Extract the complete listing and output it unchanged.
━━ DATASET RECORDS ━━
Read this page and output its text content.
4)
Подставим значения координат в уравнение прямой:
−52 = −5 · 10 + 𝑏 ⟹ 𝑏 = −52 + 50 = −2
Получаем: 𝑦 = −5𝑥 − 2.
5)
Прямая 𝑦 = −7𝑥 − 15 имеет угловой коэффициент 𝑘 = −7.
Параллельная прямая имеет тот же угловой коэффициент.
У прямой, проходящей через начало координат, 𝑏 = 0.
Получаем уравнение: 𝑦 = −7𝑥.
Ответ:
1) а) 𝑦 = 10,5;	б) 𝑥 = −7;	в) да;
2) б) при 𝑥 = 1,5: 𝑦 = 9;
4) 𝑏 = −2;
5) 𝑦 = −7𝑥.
━━━
THE REPLY =>
Read this page and output its text content.
4)
Подставим значения координат в уравнение прямой:
−52 = −5 · 10 + 𝑏 ⟹ 𝑏 = −52 + 50 = −2
Получаем: 𝑦 = −5𝑥 − 2.
5)
Прямая 𝑦 = −7𝑥 − 15 имеет угловой коэффициент 𝑘 = −7.
Параллельная прямая имеет тот же угловой коэффициент.
У прямой, проходящей через начало координат, 𝑏 = 0.
Получаем уравнение: 𝑦 = −7𝑥.
Ответ:
1) а) 𝑦 = 10,5;	б) 𝑥 = −7;	в) да;
2) б) при 𝑥 = 1,5: 𝑦 = 9;
4) 𝑏 = −2;
5) 𝑦 = −7𝑥.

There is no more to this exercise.